## Exercise goal:
Extract each line holding the word "JSON" from the entries.

Start Material for this exercise

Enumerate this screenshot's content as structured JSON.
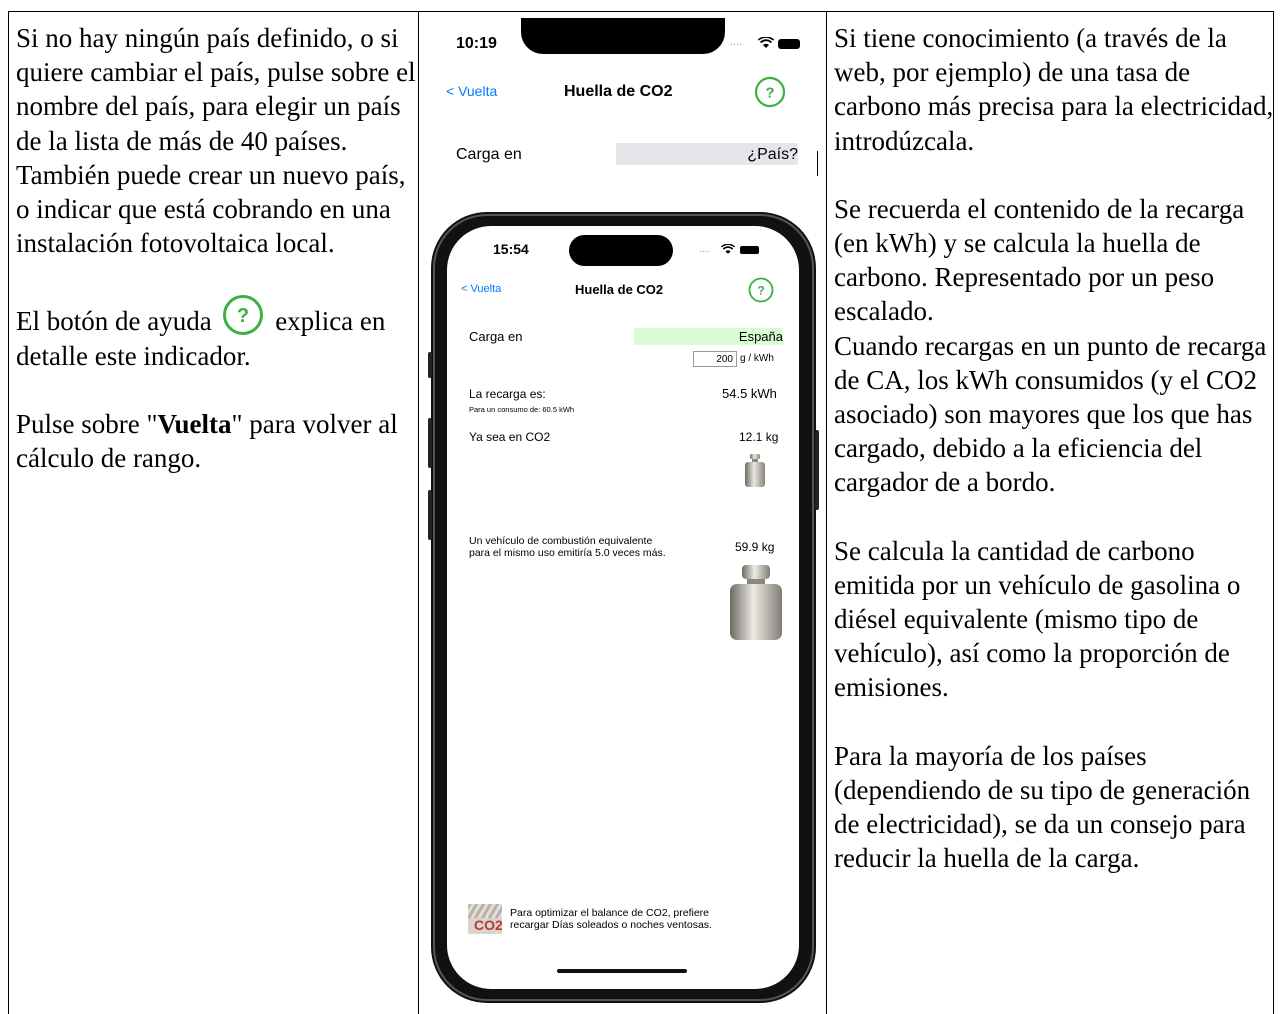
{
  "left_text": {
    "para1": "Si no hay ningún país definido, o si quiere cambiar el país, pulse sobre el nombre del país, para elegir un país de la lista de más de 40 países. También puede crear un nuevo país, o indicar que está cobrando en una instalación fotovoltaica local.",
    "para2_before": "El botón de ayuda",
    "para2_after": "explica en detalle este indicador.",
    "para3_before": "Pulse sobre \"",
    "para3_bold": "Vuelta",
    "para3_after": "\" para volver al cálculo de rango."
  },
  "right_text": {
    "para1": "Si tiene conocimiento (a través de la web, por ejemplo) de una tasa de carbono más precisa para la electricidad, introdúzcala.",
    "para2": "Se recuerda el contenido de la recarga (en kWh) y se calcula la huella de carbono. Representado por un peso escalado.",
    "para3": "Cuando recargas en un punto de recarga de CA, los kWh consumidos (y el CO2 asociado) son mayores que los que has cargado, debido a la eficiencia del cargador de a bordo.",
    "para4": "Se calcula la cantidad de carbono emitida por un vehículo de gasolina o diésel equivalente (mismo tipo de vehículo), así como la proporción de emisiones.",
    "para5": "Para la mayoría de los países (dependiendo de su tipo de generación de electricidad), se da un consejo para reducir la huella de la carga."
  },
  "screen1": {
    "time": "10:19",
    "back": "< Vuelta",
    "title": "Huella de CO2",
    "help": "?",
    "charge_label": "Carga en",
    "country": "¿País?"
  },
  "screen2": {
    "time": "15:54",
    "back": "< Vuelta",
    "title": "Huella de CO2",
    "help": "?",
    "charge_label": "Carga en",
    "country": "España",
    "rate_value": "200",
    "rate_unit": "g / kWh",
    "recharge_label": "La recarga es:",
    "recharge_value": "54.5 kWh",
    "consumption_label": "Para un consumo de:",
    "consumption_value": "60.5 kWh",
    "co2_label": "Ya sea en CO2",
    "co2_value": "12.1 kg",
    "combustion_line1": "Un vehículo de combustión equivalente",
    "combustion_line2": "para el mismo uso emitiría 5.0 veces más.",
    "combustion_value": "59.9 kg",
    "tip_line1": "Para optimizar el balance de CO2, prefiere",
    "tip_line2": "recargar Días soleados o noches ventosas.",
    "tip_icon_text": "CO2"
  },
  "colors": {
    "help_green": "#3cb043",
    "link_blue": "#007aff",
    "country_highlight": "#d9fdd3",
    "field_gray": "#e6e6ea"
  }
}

End Material for this exercise
Start Material for this exercise

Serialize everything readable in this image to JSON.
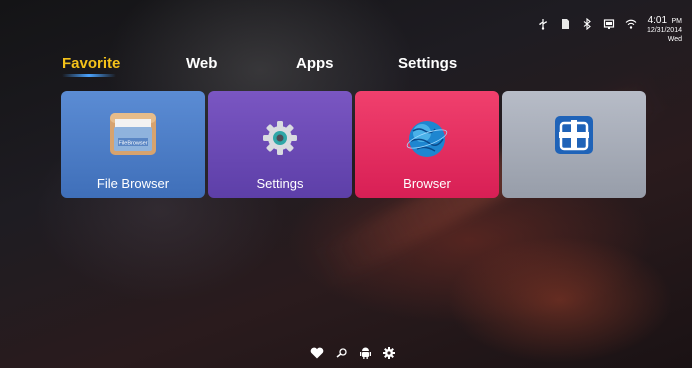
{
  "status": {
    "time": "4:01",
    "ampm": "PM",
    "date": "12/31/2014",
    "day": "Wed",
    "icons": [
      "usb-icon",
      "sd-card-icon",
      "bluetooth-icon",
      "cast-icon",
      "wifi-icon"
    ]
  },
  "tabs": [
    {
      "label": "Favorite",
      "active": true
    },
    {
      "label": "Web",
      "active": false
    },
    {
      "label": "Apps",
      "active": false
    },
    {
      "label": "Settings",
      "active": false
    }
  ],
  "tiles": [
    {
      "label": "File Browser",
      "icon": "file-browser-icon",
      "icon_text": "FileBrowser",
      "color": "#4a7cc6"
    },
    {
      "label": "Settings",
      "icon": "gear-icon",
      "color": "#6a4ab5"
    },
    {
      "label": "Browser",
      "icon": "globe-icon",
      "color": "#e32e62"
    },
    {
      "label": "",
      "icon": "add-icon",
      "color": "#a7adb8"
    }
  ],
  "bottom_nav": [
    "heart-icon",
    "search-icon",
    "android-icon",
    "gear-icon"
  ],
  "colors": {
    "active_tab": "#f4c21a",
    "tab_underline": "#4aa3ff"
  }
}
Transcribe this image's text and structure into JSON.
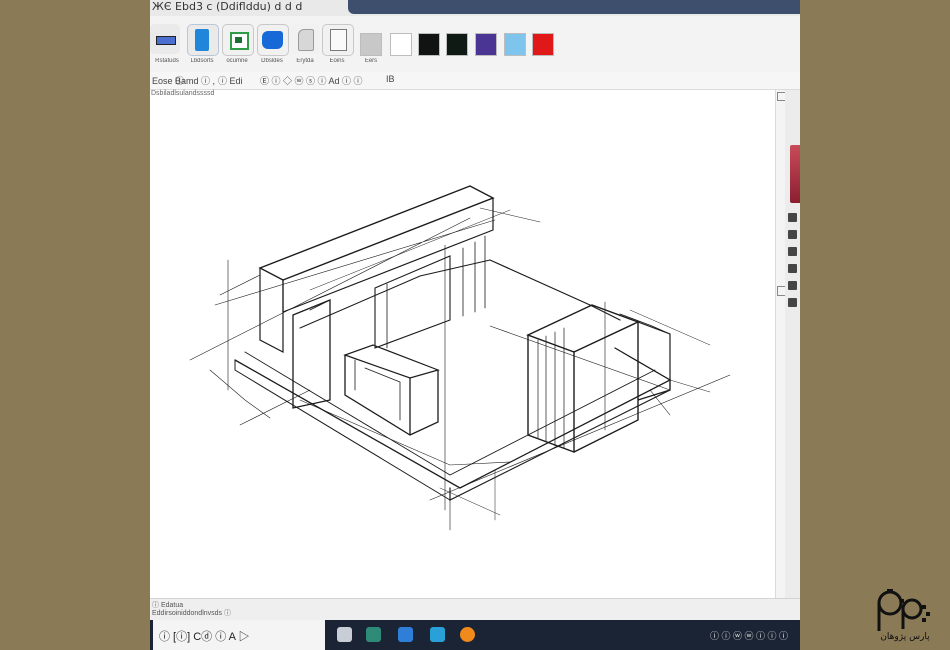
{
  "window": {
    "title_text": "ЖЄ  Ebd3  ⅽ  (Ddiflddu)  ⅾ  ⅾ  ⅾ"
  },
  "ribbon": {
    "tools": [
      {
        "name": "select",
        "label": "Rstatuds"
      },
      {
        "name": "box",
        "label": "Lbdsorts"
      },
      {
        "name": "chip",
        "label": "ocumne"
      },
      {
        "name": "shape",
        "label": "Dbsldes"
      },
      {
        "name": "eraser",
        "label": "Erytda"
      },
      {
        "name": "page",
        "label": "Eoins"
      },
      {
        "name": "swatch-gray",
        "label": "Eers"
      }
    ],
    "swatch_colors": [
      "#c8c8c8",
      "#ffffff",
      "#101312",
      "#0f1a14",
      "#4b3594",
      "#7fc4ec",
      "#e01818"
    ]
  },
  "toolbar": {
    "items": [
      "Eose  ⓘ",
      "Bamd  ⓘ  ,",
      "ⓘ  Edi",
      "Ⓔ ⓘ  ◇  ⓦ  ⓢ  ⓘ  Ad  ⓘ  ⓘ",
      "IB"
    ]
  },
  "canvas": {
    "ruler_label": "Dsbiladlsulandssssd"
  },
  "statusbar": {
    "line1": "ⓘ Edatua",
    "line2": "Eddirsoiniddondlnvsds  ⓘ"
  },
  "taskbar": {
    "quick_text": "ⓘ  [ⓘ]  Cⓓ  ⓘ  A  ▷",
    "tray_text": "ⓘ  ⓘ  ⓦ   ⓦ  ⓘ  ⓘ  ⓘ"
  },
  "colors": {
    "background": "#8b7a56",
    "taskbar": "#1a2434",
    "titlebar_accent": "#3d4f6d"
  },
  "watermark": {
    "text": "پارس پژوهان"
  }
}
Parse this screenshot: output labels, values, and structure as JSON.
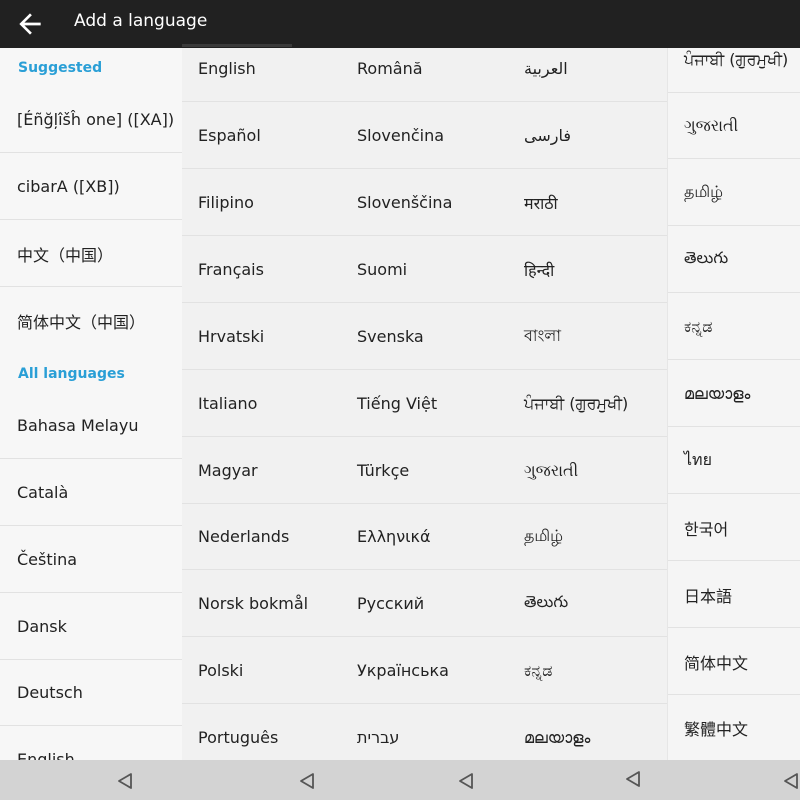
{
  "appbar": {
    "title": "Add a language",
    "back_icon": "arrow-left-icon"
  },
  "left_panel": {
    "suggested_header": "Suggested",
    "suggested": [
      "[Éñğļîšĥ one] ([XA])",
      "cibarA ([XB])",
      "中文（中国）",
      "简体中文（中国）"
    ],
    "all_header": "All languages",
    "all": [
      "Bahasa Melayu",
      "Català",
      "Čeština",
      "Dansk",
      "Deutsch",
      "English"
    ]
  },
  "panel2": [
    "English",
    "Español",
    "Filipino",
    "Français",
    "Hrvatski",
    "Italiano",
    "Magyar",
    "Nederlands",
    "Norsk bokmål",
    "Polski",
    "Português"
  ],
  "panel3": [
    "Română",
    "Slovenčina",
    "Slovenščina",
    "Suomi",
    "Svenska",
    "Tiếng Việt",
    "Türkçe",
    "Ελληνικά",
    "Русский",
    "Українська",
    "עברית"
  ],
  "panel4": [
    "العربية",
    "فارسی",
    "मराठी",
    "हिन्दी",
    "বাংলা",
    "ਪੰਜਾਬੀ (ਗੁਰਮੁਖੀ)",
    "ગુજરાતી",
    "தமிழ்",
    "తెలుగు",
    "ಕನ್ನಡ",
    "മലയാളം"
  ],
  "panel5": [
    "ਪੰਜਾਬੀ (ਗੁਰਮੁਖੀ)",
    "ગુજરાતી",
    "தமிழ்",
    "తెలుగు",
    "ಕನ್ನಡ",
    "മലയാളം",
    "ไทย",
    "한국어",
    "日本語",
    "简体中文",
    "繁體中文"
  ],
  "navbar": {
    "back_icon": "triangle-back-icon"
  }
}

End Material for this exercise
Start Material for this exercise

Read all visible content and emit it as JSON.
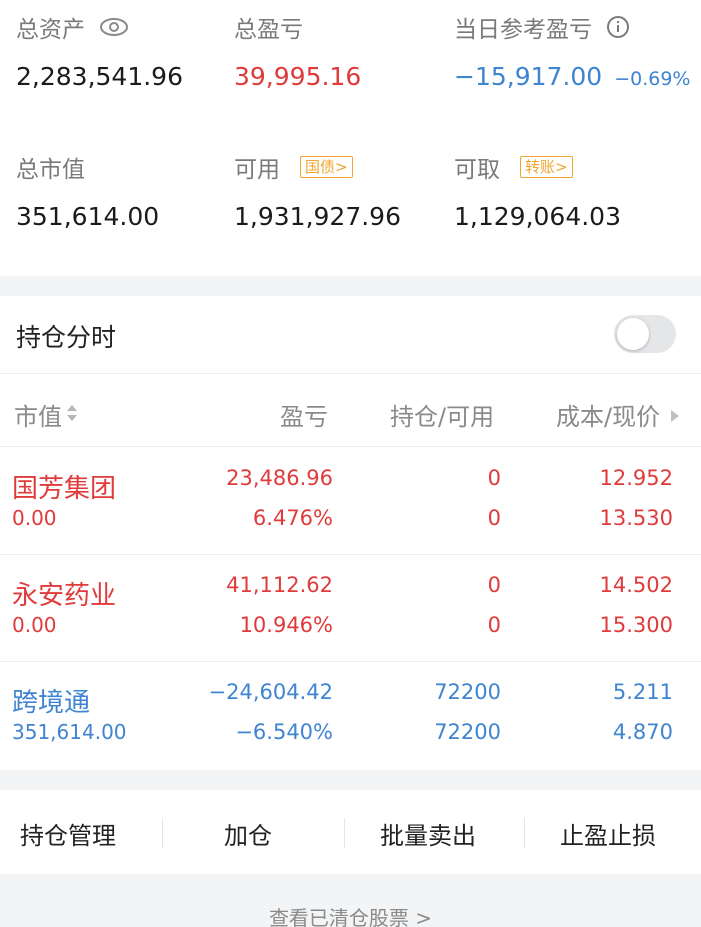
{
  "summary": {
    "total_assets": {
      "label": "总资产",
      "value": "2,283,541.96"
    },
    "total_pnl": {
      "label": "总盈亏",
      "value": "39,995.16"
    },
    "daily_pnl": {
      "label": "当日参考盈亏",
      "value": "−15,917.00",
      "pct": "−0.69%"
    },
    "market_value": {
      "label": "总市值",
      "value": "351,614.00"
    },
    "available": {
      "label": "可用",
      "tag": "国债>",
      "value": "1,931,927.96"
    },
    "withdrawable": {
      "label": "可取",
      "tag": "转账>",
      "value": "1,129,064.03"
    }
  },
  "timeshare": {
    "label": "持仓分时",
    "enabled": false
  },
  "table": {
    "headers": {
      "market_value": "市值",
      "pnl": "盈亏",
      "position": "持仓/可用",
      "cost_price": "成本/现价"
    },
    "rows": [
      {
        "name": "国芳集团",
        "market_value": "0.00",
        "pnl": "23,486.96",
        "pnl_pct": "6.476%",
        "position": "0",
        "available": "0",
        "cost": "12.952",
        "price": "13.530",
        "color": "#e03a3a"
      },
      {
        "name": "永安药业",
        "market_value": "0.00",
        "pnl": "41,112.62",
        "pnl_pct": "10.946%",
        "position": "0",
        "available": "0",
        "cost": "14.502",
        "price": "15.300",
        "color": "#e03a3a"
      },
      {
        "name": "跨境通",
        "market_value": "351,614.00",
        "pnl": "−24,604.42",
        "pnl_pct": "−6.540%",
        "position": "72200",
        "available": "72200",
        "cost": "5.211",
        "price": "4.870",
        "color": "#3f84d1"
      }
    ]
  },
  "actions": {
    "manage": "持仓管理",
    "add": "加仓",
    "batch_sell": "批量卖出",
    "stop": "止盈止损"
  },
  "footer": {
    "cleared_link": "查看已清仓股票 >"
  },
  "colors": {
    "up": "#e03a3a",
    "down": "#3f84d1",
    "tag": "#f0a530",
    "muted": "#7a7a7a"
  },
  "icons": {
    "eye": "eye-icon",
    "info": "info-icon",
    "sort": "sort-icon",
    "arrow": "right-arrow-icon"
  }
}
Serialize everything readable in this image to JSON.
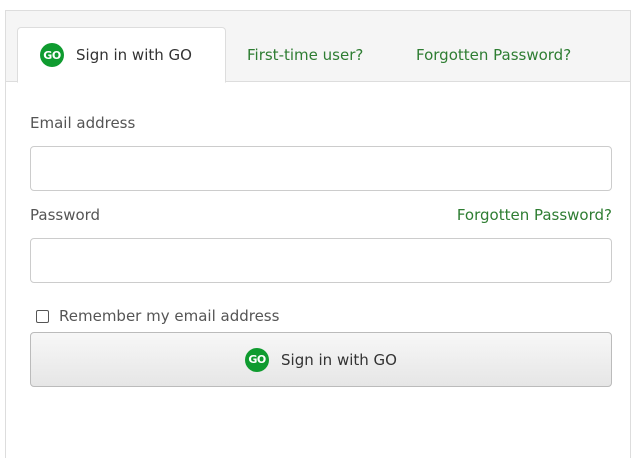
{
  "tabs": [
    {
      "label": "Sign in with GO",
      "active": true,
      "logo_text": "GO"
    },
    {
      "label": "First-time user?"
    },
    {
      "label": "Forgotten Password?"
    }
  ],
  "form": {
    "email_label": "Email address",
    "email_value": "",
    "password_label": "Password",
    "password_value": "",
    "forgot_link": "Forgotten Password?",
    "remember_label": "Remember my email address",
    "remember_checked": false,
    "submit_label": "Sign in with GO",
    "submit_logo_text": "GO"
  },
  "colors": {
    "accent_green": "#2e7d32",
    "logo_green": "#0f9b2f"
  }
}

End Material for this exercise

## Answer to this task:
Enumerate this screenshot's content as structured JSON.
Serialize everything readable in this image to JSON.
Transcribe this image's text and structure into JSON.
Parse this screenshot: output labels, values, and structure as JSON.
Read all visible content and emit it as JSON.
Serialize everything readable in this image to JSON.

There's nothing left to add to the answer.